##### Exercise data #####
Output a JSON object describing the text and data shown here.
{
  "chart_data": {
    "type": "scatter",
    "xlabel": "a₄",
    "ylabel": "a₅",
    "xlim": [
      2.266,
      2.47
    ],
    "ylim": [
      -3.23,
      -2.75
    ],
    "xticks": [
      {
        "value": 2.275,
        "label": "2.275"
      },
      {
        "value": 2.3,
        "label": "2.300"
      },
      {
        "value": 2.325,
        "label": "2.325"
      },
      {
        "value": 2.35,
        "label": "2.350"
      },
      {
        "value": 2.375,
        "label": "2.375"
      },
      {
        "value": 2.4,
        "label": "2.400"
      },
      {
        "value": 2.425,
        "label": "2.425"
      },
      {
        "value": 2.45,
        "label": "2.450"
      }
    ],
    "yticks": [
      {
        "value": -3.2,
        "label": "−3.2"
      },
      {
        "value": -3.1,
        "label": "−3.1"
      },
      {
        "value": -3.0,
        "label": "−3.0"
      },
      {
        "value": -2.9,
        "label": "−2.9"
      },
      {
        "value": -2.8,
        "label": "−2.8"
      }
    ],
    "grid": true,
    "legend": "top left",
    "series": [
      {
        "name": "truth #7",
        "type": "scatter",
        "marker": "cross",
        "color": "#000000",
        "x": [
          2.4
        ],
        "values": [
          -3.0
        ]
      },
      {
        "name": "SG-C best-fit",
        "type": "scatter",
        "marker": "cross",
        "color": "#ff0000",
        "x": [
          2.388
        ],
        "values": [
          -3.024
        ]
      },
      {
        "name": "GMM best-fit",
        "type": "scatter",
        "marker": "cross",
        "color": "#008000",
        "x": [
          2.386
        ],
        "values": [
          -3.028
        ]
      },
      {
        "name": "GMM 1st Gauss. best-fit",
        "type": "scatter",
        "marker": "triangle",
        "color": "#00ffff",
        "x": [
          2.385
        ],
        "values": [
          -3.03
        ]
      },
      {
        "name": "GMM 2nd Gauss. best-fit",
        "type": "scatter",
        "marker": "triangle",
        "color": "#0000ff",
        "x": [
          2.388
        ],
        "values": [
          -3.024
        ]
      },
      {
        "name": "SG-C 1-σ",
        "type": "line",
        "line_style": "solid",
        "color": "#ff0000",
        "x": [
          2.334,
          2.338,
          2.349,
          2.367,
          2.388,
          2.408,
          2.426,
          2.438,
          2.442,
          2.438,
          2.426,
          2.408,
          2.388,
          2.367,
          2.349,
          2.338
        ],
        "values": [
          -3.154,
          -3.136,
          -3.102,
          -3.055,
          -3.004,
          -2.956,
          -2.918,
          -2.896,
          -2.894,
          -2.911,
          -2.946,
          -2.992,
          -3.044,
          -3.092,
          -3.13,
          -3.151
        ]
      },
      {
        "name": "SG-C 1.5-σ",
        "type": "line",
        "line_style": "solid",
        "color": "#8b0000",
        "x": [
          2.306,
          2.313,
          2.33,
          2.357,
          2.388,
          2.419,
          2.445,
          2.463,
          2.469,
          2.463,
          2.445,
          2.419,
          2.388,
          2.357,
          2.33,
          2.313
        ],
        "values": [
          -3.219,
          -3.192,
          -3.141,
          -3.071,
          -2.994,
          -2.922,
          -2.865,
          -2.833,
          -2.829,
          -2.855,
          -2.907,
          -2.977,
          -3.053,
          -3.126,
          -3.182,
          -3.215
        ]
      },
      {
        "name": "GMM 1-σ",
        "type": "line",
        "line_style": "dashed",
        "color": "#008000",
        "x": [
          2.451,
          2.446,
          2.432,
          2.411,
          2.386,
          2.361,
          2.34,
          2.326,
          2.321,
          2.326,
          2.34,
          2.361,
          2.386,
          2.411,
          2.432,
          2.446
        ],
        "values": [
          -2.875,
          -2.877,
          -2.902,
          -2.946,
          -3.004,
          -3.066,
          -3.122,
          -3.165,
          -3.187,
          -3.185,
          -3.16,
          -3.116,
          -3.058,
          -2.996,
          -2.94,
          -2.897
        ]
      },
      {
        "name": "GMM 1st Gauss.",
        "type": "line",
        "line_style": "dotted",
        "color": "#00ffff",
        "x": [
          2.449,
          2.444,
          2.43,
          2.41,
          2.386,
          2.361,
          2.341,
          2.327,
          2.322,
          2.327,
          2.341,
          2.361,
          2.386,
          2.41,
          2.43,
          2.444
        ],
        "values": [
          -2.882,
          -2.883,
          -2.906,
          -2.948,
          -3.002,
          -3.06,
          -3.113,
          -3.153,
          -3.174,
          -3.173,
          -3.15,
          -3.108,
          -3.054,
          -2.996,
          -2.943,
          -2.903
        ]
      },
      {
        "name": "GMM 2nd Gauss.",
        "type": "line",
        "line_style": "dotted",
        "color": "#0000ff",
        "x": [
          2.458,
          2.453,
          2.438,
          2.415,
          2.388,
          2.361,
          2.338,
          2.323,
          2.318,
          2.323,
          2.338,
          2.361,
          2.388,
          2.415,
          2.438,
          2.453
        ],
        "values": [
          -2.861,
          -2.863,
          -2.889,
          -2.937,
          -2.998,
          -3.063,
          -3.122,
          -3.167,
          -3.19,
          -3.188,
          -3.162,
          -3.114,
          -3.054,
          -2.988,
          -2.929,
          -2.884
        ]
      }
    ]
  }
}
#####
§ **Directions**: Select all lines in the listing that include the word "Gauss".

§ **Result of the exercise**:
        "name": "GMM 1st Gauss. best-fit",
        "name": "GMM 2nd Gauss. best-fit",
        "name": "GMM 1st Gauss.",
        "name": "GMM 2nd Gauss.",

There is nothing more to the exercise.